- What is being asked
From the entries that follow, extract each line holding the string "ylabel".

Excerpts from a figure dataset:

----

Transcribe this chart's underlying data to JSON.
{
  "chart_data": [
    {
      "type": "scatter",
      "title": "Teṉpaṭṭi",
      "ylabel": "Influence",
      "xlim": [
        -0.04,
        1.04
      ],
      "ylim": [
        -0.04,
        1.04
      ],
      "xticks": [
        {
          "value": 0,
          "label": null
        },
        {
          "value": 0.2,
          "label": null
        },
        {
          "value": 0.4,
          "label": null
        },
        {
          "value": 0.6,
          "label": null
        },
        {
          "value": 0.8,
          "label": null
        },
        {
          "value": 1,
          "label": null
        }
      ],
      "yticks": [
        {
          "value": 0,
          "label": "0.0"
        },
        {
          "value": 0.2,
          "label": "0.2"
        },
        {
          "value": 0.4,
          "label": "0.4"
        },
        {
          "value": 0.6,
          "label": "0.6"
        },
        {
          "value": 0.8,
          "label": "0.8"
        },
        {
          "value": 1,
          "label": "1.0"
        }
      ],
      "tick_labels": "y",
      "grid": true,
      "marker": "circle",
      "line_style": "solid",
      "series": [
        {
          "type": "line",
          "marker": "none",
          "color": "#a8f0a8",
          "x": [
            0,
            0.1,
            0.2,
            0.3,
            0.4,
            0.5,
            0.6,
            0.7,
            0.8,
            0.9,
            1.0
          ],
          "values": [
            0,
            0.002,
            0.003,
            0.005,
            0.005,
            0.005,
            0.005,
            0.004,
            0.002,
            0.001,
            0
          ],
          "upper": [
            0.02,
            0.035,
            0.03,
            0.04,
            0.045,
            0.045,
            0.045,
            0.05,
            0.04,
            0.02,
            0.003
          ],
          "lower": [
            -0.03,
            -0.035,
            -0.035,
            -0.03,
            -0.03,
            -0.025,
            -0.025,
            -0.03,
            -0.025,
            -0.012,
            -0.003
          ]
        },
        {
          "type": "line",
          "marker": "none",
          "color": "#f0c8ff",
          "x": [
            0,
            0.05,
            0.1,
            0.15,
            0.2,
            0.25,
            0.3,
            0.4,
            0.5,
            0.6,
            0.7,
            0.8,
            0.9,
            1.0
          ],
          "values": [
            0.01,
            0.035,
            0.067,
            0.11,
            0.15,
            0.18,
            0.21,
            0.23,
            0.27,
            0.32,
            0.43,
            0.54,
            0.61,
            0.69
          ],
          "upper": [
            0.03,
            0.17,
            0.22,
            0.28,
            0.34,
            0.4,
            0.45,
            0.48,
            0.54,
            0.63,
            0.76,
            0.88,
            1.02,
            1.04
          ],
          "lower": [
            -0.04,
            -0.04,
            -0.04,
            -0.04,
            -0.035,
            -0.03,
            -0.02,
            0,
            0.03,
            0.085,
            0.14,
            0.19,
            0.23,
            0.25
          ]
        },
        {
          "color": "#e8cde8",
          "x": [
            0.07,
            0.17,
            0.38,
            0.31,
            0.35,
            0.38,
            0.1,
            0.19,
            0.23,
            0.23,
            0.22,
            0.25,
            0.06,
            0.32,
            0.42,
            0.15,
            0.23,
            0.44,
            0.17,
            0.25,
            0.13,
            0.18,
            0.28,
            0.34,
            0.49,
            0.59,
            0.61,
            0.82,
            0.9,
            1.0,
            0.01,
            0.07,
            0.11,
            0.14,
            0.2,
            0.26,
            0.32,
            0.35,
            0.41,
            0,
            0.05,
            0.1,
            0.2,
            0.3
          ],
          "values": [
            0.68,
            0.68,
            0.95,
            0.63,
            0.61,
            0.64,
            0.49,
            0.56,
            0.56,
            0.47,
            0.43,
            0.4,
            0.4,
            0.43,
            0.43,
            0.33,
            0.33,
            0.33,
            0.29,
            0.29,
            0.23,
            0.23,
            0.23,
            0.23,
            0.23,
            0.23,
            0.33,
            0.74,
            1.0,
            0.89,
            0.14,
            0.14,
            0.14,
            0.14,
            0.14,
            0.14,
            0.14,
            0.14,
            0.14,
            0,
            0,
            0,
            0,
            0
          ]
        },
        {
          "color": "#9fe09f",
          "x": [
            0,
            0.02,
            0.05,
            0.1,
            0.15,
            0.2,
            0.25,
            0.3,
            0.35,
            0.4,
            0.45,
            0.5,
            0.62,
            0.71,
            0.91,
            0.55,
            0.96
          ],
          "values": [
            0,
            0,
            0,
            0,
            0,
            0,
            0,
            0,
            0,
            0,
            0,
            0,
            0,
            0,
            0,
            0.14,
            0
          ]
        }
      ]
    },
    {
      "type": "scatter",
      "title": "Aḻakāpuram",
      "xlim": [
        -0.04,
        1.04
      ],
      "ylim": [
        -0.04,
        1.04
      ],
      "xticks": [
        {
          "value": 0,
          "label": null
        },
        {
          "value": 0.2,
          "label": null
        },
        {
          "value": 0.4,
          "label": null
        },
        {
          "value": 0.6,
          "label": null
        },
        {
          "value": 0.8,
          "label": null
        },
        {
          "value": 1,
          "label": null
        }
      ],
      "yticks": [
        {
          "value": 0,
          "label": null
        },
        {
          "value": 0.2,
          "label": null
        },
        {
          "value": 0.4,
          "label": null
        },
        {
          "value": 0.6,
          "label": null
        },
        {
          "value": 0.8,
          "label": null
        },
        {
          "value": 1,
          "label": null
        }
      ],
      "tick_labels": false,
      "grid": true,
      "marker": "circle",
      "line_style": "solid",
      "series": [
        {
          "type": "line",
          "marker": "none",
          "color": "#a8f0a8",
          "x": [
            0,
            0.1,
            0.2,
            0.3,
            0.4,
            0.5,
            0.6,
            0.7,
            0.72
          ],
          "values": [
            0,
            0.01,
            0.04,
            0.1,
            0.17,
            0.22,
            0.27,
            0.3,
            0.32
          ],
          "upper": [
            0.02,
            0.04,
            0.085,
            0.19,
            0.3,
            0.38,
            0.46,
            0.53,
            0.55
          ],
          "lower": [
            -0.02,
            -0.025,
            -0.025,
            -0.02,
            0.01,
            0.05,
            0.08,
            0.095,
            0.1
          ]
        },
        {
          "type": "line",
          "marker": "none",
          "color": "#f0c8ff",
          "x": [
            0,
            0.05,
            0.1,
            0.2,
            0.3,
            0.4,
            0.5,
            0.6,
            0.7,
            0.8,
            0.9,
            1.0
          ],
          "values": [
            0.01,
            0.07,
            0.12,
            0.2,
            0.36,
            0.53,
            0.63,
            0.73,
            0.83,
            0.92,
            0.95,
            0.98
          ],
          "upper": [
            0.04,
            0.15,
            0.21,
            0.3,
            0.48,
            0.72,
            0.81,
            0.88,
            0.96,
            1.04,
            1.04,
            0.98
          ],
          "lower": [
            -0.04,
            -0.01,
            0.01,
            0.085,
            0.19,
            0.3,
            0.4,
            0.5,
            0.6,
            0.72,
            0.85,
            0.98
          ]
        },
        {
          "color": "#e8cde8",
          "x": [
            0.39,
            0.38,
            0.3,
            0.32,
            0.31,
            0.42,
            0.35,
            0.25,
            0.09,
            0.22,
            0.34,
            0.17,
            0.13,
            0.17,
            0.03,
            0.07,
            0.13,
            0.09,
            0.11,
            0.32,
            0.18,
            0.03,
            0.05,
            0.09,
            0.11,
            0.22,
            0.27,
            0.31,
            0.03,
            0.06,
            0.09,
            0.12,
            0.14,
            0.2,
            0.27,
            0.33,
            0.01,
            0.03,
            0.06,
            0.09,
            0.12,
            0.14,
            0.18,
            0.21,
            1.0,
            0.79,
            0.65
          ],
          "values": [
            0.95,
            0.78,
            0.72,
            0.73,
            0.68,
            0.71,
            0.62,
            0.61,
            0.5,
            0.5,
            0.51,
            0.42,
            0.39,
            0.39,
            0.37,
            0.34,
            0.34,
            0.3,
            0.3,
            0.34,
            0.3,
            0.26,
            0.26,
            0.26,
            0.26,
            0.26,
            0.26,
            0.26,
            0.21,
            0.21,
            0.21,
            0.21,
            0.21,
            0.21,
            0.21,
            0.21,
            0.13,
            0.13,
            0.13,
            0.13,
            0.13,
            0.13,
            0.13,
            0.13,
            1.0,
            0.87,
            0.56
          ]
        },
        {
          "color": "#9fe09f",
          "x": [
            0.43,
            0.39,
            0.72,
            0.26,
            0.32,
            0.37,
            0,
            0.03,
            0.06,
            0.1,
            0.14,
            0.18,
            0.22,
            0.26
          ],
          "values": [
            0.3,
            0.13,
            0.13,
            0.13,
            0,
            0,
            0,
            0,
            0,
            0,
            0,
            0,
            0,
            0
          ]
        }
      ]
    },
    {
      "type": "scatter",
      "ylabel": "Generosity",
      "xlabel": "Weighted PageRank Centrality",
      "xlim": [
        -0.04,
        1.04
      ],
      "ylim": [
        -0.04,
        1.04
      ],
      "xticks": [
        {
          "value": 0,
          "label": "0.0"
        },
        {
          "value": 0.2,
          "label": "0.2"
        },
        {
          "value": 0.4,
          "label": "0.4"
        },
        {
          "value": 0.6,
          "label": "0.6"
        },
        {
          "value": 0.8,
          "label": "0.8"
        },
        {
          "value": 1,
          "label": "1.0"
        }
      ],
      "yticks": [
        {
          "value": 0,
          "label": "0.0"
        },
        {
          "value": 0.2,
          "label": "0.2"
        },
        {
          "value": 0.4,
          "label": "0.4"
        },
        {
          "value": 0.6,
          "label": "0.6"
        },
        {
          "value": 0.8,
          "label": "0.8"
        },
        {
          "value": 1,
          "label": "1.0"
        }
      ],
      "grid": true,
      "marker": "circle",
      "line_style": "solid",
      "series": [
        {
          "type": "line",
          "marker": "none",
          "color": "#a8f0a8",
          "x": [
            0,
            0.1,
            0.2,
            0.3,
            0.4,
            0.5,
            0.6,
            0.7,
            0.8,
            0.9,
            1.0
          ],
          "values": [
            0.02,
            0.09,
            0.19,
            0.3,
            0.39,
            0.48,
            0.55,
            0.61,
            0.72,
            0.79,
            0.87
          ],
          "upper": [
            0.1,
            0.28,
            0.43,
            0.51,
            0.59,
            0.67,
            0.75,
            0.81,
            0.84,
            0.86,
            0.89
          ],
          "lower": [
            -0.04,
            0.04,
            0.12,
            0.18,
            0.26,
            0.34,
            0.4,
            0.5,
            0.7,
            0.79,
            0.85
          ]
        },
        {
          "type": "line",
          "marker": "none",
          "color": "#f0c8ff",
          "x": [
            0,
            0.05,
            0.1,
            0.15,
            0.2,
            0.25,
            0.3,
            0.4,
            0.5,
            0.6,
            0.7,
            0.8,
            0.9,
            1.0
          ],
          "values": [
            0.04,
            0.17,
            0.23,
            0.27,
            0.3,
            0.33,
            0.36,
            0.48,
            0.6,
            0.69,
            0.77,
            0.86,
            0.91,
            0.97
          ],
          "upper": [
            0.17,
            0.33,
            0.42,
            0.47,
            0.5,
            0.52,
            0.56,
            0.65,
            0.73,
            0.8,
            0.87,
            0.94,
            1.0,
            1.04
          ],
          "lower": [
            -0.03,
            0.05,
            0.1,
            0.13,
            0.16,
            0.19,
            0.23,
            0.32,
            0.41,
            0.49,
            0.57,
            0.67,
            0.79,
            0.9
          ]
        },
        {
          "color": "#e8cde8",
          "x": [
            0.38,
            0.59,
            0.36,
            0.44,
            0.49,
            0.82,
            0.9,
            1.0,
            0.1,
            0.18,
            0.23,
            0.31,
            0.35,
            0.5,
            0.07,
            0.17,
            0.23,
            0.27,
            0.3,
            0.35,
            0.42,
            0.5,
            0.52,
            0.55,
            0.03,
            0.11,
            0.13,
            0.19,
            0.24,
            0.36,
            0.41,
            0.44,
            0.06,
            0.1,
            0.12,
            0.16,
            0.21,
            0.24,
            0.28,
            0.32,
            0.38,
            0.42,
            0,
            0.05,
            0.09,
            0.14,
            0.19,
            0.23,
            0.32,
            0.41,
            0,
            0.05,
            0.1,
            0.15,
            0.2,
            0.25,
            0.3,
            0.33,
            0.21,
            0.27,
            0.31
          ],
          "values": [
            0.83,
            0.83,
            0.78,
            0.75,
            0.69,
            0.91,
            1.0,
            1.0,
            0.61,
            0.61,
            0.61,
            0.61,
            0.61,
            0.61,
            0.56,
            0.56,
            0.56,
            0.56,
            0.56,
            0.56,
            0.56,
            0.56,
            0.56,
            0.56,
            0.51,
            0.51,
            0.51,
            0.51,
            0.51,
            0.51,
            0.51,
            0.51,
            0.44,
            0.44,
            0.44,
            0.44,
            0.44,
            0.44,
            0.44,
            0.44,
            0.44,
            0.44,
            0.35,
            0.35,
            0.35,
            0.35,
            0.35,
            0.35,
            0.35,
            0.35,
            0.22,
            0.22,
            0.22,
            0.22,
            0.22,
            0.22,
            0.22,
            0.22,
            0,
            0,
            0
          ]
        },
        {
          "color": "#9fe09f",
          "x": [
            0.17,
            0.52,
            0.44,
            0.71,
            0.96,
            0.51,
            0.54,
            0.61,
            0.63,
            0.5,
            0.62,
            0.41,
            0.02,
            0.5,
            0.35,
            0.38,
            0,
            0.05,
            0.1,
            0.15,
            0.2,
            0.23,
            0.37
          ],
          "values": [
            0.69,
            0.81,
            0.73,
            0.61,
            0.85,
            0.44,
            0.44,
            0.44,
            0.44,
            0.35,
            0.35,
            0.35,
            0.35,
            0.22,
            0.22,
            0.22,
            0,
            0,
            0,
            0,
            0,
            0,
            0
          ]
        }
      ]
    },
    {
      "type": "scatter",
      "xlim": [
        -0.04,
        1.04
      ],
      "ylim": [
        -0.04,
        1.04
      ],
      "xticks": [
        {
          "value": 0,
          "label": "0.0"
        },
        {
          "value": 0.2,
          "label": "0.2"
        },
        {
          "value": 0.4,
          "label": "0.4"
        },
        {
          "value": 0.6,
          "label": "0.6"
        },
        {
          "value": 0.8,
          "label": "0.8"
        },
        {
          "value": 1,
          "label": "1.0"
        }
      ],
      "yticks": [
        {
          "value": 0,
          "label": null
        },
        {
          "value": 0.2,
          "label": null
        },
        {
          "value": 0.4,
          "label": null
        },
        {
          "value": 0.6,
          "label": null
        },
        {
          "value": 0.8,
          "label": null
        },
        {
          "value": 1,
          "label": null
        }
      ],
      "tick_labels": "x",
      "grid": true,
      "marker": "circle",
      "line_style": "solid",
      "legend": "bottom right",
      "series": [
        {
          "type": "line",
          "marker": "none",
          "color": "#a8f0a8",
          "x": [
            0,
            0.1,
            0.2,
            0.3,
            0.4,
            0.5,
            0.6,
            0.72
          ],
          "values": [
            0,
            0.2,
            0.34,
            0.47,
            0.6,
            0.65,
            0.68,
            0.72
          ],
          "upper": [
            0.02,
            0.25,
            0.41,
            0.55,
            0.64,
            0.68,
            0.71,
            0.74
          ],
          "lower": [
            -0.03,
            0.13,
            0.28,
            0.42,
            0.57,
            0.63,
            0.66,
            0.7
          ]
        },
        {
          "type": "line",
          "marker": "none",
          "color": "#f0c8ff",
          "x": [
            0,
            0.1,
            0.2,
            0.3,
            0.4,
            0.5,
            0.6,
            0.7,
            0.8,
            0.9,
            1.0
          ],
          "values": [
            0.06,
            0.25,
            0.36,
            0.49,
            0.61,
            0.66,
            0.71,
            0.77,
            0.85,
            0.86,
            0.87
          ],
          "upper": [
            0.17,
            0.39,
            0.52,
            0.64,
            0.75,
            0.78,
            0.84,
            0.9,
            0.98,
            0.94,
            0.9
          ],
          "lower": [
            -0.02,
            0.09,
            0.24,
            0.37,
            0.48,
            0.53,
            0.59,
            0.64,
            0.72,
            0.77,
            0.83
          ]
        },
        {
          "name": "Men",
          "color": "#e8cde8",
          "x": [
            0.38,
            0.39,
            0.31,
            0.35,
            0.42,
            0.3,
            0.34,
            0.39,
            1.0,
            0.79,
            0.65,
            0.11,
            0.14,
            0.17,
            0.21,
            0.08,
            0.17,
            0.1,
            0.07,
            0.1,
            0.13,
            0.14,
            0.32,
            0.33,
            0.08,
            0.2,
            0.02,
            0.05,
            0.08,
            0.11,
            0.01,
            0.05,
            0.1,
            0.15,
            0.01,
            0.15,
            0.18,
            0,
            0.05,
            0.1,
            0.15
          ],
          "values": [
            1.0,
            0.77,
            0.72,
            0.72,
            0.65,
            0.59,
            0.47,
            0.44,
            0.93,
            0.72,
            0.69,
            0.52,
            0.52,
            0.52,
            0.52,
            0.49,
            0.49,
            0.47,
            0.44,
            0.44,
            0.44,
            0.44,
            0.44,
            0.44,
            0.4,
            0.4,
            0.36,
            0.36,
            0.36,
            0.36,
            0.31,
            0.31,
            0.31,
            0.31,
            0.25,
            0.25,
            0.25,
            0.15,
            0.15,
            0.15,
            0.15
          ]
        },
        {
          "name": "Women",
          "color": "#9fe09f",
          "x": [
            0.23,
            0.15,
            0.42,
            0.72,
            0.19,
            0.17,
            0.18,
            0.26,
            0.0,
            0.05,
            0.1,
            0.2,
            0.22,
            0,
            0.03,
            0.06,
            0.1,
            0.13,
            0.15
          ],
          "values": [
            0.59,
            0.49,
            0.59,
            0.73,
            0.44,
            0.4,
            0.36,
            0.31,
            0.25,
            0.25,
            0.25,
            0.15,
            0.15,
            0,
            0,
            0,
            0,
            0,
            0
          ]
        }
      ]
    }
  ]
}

----

- Complete output
      "ylabel": "Influence",
      "ylabel": "Generosity",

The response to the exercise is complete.